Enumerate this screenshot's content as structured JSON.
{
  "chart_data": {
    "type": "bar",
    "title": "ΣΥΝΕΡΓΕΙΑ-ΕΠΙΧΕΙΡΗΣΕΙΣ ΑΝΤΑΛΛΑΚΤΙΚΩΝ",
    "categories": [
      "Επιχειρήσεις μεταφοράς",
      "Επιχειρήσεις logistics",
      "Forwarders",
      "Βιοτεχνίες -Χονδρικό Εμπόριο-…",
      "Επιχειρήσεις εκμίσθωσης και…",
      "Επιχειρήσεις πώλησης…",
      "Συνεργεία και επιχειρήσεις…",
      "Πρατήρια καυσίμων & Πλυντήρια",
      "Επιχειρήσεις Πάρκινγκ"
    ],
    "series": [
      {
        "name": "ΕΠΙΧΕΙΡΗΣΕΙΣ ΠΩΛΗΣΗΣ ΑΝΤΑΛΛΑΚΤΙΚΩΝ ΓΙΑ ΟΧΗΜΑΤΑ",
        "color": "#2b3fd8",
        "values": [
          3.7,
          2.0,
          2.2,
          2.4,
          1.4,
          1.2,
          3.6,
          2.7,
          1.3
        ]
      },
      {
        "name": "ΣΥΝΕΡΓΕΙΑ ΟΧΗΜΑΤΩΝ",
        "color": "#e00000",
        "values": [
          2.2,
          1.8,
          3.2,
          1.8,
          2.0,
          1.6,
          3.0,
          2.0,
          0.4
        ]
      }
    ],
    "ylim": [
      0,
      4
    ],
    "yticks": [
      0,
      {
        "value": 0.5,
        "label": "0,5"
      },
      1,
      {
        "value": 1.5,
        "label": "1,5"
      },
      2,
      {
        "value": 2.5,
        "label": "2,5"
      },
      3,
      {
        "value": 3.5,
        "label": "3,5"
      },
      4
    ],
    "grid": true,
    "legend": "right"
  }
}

- **Directive**:
Transcribe each record exactly. Leave nothing out.

- **Answer to the problem**:
Enumerate this screenshot's content as structured JSON.
{
  "chart_data": {
    "type": "bar",
    "title": "ΣΥΝΕΡΓΕΙΑ-ΕΠΙΧΕΙΡΗΣΕΙΣ ΑΝΤΑΛΛΑΚΤΙΚΩΝ",
    "categories": [
      "Επιχειρήσεις μεταφοράς",
      "Επιχειρήσεις logistics",
      "Forwarders",
      "Βιοτεχνίες -Χονδρικό Εμπόριο-…",
      "Επιχειρήσεις εκμίσθωσης και…",
      "Επιχειρήσεις πώλησης…",
      "Συνεργεία και επιχειρήσεις…",
      "Πρατήρια καυσίμων & Πλυντήρια",
      "Επιχειρήσεις Πάρκινγκ"
    ],
    "series": [
      {
        "name": "ΕΠΙΧΕΙΡΗΣΕΙΣ ΠΩΛΗΣΗΣ ΑΝΤΑΛΛΑΚΤΙΚΩΝ ΓΙΑ ΟΧΗΜΑΤΑ",
        "color": "#2b3fd8",
        "values": [
          3.7,
          2.0,
          2.2,
          2.4,
          1.4,
          1.2,
          3.6,
          2.7,
          1.3
        ]
      },
      {
        "name": "ΣΥΝΕΡΓΕΙΑ ΟΧΗΜΑΤΩΝ",
        "color": "#e00000",
        "values": [
          2.2,
          1.8,
          3.2,
          1.8,
          2.0,
          1.6,
          3.0,
          2.0,
          0.4
        ]
      }
    ],
    "ylim": [
      0,
      4
    ],
    "yticks": [
      0,
      {
        "value": 0.5,
        "label": "0,5"
      },
      1,
      {
        "value": 1.5,
        "label": "1,5"
      },
      2,
      {
        "value": 2.5,
        "label": "2,5"
      },
      3,
      {
        "value": 3.5,
        "label": "3,5"
      },
      4
    ],
    "grid": true,
    "legend": "right"
  }
}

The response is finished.